**Short task**
All entries are to be given again verbatim.

##### The records #####

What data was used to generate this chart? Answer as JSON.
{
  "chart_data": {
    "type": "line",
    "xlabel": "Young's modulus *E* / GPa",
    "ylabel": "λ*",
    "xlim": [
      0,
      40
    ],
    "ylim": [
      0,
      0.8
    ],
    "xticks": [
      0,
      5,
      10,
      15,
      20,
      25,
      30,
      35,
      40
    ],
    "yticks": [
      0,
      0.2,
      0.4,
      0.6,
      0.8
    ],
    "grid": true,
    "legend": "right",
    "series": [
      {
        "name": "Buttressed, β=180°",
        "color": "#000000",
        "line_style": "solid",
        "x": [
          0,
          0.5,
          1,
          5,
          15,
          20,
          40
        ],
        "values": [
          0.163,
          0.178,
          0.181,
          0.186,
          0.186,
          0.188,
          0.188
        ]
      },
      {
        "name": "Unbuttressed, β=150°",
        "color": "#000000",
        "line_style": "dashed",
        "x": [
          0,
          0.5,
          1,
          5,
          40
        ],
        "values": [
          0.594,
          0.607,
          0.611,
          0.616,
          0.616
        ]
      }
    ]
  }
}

#####

**Solution to this problem**
What data was used to generate this chart? Answer as JSON.
{
  "chart_data": {
    "type": "line",
    "xlabel": "Young's modulus *E* / GPa",
    "ylabel": "λ*",
    "xlim": [
      0,
      40
    ],
    "ylim": [
      0,
      0.8
    ],
    "xticks": [
      0,
      5,
      10,
      15,
      20,
      25,
      30,
      35,
      40
    ],
    "yticks": [
      0,
      0.2,
      0.4,
      0.6,
      0.8
    ],
    "grid": true,
    "legend": "right",
    "series": [
      {
        "name": "Buttressed, β=180°",
        "color": "#000000",
        "line_style": "solid",
        "x": [
          0,
          0.5,
          1,
          5,
          15,
          20,
          40
        ],
        "values": [
          0.163,
          0.178,
          0.181,
          0.186,
          0.186,
          0.188,
          0.188
        ]
      },
      {
        "name": "Unbuttressed, β=150°",
        "color": "#000000",
        "line_style": "dashed",
        "x": [
          0,
          0.5,
          1,
          5,
          40
        ],
        "values": [
          0.594,
          0.607,
          0.611,
          0.616,
          0.616
        ]
      }
    ]
  }
}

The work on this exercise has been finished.